• Lines of data:
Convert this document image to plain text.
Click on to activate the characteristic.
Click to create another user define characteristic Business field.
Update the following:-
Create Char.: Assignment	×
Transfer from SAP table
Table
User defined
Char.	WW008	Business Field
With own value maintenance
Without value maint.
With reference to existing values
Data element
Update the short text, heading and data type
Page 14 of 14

• Aim: Copy each line of the data exactly, leaving nothing out.

• The solution:
Convert this document image to plain text.
Click on to activate the characteristic.
Click to create another user define characteristic Business field.
Update the following:-
Create Char.: Assignment	×
Transfer from SAP table
Table
User defined
Char.	WW008	Business Field
With own value maintenance
Without value maint.
With reference to existing values
Data element
Update the short text, heading and data type
Page 14 of 14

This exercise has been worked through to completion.